*What needs to be done:* Please say how many lines of the listing hold "constellations", with no other words in the answer.
------------------------------------------------------------
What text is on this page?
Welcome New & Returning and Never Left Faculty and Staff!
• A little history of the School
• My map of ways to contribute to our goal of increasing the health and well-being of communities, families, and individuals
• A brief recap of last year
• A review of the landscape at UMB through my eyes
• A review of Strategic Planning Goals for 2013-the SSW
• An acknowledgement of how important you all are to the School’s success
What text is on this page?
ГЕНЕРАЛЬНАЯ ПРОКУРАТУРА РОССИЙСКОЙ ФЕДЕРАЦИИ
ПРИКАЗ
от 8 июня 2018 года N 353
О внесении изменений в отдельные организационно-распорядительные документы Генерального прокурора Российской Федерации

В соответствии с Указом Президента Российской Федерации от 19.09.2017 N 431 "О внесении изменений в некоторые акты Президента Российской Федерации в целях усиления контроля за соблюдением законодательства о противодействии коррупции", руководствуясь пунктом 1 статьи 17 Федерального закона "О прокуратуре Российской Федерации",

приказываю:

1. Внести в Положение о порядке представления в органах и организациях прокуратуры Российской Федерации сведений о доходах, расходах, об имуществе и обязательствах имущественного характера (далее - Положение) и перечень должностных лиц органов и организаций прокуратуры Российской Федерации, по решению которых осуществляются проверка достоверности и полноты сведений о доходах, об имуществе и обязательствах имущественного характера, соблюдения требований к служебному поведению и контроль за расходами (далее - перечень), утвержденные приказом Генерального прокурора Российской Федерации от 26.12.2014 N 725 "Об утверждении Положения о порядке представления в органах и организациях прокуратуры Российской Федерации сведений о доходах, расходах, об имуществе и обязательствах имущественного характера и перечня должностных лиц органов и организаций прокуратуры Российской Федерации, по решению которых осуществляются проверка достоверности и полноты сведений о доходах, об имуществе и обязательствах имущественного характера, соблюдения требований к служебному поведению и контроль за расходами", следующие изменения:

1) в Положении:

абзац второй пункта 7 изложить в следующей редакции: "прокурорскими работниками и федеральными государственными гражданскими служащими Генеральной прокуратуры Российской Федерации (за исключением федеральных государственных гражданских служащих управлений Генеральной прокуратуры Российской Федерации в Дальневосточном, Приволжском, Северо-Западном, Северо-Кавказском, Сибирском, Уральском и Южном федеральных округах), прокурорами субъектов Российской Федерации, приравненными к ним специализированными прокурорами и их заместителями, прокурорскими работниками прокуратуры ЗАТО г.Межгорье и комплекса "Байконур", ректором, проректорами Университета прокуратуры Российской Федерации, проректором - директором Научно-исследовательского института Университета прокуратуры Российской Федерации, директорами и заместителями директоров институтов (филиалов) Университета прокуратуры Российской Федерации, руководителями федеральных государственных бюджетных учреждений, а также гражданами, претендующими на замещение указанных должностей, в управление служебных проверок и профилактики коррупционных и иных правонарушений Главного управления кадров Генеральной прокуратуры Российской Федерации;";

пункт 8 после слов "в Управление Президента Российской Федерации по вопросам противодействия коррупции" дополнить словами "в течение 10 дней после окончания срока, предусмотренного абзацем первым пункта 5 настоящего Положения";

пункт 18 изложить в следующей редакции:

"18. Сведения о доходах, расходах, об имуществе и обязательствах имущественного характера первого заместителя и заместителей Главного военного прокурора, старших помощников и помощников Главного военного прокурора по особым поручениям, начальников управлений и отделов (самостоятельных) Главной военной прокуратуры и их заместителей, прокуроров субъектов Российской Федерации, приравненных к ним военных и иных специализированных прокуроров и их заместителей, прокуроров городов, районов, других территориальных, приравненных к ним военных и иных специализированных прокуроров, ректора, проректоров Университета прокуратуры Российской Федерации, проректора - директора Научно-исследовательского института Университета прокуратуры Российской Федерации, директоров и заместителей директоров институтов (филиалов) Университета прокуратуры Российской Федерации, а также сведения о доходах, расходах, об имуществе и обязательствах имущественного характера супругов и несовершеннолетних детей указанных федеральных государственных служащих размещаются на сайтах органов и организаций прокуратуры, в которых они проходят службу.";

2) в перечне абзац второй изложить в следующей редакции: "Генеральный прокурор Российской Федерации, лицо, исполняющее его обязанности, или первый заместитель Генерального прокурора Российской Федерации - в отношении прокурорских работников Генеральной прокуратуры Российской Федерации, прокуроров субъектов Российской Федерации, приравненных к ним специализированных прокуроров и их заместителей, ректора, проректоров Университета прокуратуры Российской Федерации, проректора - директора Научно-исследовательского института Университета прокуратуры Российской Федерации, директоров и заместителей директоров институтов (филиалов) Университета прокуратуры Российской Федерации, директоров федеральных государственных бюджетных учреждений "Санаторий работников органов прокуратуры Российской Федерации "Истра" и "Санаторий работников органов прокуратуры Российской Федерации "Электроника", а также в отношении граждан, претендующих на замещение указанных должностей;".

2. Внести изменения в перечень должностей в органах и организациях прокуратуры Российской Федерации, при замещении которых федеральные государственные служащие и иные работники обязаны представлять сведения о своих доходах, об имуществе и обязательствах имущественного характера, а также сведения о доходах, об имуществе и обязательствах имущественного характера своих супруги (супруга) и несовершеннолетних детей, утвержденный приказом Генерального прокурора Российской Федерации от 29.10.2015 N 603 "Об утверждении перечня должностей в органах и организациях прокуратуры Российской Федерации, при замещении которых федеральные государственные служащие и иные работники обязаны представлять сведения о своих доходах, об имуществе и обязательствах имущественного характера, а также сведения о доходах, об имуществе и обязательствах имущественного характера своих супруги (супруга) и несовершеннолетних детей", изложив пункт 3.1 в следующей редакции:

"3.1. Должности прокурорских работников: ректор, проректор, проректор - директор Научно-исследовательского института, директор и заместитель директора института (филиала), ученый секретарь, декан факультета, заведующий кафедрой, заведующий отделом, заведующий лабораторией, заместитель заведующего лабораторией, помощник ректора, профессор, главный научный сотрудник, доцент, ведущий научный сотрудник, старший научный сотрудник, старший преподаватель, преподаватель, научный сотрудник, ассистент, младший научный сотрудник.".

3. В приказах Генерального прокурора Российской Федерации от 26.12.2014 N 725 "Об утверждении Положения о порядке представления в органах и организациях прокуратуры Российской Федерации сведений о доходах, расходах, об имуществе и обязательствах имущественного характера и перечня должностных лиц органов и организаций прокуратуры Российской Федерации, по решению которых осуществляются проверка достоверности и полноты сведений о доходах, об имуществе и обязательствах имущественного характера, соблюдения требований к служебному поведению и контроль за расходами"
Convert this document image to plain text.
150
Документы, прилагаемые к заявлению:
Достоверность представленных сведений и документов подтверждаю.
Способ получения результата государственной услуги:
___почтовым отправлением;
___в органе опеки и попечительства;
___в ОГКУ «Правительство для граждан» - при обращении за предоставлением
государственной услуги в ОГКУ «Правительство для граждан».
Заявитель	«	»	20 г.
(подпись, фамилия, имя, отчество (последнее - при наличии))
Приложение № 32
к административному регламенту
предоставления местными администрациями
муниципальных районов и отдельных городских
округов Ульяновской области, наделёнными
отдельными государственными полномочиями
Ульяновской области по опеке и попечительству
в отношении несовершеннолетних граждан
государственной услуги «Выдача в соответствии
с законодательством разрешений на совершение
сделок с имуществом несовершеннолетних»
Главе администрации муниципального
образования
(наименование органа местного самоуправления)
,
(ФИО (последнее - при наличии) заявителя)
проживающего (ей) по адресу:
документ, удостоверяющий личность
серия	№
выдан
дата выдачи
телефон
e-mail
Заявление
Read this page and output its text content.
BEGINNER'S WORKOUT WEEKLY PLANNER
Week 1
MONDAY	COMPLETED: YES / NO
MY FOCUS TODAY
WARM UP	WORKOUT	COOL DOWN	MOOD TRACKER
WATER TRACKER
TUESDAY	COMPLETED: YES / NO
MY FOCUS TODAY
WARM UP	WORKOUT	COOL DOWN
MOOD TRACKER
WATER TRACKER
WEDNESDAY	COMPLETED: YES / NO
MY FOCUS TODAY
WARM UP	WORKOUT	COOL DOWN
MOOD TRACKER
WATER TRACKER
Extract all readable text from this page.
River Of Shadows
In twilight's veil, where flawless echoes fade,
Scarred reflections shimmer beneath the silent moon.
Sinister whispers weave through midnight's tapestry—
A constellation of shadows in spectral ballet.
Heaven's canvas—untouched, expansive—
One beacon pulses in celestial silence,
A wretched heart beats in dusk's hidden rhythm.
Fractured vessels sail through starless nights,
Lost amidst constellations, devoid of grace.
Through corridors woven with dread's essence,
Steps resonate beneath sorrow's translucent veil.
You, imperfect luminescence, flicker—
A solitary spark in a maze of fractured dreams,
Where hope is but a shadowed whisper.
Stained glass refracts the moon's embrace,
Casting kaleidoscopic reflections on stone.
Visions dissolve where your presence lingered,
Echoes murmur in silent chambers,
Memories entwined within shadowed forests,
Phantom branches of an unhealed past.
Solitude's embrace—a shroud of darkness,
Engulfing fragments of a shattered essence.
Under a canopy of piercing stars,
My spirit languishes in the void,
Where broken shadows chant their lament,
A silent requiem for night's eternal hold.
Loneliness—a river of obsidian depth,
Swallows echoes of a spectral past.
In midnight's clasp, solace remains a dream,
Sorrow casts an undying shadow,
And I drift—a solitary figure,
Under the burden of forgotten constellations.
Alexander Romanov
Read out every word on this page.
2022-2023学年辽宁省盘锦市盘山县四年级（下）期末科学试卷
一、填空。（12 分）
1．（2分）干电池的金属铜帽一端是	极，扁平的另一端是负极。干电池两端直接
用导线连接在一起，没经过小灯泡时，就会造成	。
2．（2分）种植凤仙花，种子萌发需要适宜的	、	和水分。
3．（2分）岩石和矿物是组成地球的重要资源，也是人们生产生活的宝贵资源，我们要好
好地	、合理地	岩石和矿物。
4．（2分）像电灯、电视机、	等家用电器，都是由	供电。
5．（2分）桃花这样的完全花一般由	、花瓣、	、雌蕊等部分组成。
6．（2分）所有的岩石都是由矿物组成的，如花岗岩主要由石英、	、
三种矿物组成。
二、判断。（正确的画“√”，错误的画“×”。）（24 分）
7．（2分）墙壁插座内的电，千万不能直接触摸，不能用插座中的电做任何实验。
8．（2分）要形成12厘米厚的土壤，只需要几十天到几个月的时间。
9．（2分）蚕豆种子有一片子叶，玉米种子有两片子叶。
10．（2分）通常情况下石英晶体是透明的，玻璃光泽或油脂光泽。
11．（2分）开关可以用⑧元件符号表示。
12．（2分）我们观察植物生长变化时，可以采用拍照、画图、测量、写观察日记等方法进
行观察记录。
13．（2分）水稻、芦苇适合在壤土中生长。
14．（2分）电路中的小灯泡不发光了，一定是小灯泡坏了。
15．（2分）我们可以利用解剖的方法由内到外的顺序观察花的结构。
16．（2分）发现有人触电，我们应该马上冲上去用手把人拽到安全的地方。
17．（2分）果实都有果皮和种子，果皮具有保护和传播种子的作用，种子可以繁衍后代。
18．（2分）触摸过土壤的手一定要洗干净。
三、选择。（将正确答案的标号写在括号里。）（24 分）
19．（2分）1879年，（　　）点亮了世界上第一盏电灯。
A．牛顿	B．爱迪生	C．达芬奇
------------------------------------------------------------
*Written solution:* 2